• **DO THIS**: Reproduce the data that follows in its entirety, character for character.

• **INPUT RECORDS**:

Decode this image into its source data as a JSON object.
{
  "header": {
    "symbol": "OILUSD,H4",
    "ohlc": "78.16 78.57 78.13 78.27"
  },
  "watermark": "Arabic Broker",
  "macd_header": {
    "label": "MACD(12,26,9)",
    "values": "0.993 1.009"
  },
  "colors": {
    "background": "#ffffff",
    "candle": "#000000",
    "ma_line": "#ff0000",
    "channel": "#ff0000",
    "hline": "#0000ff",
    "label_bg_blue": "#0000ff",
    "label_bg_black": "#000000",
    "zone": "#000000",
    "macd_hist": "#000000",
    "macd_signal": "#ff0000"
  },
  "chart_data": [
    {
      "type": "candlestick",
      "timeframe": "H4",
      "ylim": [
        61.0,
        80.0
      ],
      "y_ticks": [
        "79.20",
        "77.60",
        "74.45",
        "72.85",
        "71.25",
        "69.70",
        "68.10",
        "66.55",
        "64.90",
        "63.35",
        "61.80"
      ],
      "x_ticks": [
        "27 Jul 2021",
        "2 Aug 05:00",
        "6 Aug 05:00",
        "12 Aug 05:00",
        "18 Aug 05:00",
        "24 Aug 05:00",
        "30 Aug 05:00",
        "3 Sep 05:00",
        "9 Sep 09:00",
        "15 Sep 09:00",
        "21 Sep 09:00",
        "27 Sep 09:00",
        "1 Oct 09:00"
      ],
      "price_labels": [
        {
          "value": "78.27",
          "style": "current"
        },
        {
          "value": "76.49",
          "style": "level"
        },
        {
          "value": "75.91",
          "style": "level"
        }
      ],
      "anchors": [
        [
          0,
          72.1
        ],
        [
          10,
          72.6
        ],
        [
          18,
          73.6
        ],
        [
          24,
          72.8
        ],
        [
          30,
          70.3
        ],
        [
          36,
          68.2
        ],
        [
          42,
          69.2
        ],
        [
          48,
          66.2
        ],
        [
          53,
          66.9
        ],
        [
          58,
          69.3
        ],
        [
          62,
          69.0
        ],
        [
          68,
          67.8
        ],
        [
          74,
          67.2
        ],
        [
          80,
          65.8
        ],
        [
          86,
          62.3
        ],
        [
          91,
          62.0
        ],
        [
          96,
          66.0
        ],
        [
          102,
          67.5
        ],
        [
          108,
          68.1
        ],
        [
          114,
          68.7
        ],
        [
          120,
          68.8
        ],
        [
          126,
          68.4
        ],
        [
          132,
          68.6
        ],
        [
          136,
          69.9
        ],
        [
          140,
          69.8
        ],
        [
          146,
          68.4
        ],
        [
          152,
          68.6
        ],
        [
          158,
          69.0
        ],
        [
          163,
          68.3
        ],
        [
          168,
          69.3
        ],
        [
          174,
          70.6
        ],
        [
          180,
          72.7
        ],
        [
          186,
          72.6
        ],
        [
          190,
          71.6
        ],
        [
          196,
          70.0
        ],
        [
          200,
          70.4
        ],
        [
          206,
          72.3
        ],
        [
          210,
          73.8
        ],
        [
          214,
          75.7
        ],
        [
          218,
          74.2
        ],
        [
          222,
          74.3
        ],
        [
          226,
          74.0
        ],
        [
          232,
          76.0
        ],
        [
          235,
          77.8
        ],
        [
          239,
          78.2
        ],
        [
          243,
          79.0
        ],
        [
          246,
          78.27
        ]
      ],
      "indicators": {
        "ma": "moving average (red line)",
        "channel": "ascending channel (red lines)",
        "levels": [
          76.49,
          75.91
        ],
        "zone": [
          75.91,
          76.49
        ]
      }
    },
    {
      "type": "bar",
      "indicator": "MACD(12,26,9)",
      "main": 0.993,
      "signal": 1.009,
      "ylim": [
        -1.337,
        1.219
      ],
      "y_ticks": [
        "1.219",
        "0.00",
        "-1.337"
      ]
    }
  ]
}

• **FULL ANSWER**:
Decode this image into its source data as a JSON object.
{
  "header": {
    "symbol": "OILUSD,H4",
    "ohlc": "78.16 78.57 78.13 78.27"
  },
  "watermark": "Arabic Broker",
  "macd_header": {
    "label": "MACD(12,26,9)",
    "values": "0.993 1.009"
  },
  "colors": {
    "background": "#ffffff",
    "candle": "#000000",
    "ma_line": "#ff0000",
    "channel": "#ff0000",
    "hline": "#0000ff",
    "label_bg_blue": "#0000ff",
    "label_bg_black": "#000000",
    "zone": "#000000",
    "macd_hist": "#000000",
    "macd_signal": "#ff0000"
  },
  "chart_data": [
    {
      "type": "candlestick",
      "timeframe": "H4",
      "ylim": [
        61.0,
        80.0
      ],
      "y_ticks": [
        "79.20",
        "77.60",
        "74.45",
        "72.85",
        "71.25",
        "69.70",
        "68.10",
        "66.55",
        "64.90",
        "63.35",
        "61.80"
      ],
      "x_ticks": [
        "27 Jul 2021",
        "2 Aug 05:00",
        "6 Aug 05:00",
        "12 Aug 05:00",
        "18 Aug 05:00",
        "24 Aug 05:00",
        "30 Aug 05:00",
        "3 Sep 05:00",
        "9 Sep 09:00",
        "15 Sep 09:00",
        "21 Sep 09:00",
        "27 Sep 09:00",
        "1 Oct 09:00"
      ],
      "price_labels": [
        {
          "value": "78.27",
          "style": "current"
        },
        {
          "value": "76.49",
          "style": "level"
        },
        {
          "value": "75.91",
          "style": "level"
        }
      ],
      "anchors": [
        [
          0,
          72.1
        ],
        [
          10,
          72.6
        ],
        [
          18,
          73.6
        ],
        [
          24,
          72.8
        ],
        [
          30,
          70.3
        ],
        [
          36,
          68.2
        ],
        [
          42,
          69.2
        ],
        [
          48,
          66.2
        ],
        [
          53,
          66.9
        ],
        [
          58,
          69.3
        ],
        [
          62,
          69.0
        ],
        [
          68,
          67.8
        ],
        [
          74,
          67.2
        ],
        [
          80,
          65.8
        ],
        [
          86,
          62.3
        ],
        [
          91,
          62.0
        ],
        [
          96,
          66.0
        ],
        [
          102,
          67.5
        ],
        [
          108,
          68.1
        ],
        [
          114,
          68.7
        ],
        [
          120,
          68.8
        ],
        [
          126,
          68.4
        ],
        [
          132,
          68.6
        ],
        [
          136,
          69.9
        ],
        [
          140,
          69.8
        ],
        [
          146,
          68.4
        ],
        [
          152,
          68.6
        ],
        [
          158,
          69.0
        ],
        [
          163,
          68.3
        ],
        [
          168,
          69.3
        ],
        [
          174,
          70.6
        ],
        [
          180,
          72.7
        ],
        [
          186,
          72.6
        ],
        [
          190,
          71.6
        ],
        [
          196,
          70.0
        ],
        [
          200,
          70.4
        ],
        [
          206,
          72.3
        ],
        [
          210,
          73.8
        ],
        [
          214,
          75.7
        ],
        [
          218,
          74.2
        ],
        [
          222,
          74.3
        ],
        [
          226,
          74.0
        ],
        [
          232,
          76.0
        ],
        [
          235,
          77.8
        ],
        [
          239,
          78.2
        ],
        [
          243,
          79.0
        ],
        [
          246,
          78.27
        ]
      ],
      "indicators": {
        "ma": "moving average (red line)",
        "channel": "ascending channel (red lines)",
        "levels": [
          76.49,
          75.91
        ],
        "zone": [
          75.91,
          76.49
        ]
      }
    },
    {
      "type": "bar",
      "indicator": "MACD(12,26,9)",
      "main": 0.993,
      "signal": 1.009,
      "ylim": [
        -1.337,
        1.219
      ],
      "y_ticks": [
        "1.219",
        "0.00",
        "-1.337"
      ]
    }
  ]
}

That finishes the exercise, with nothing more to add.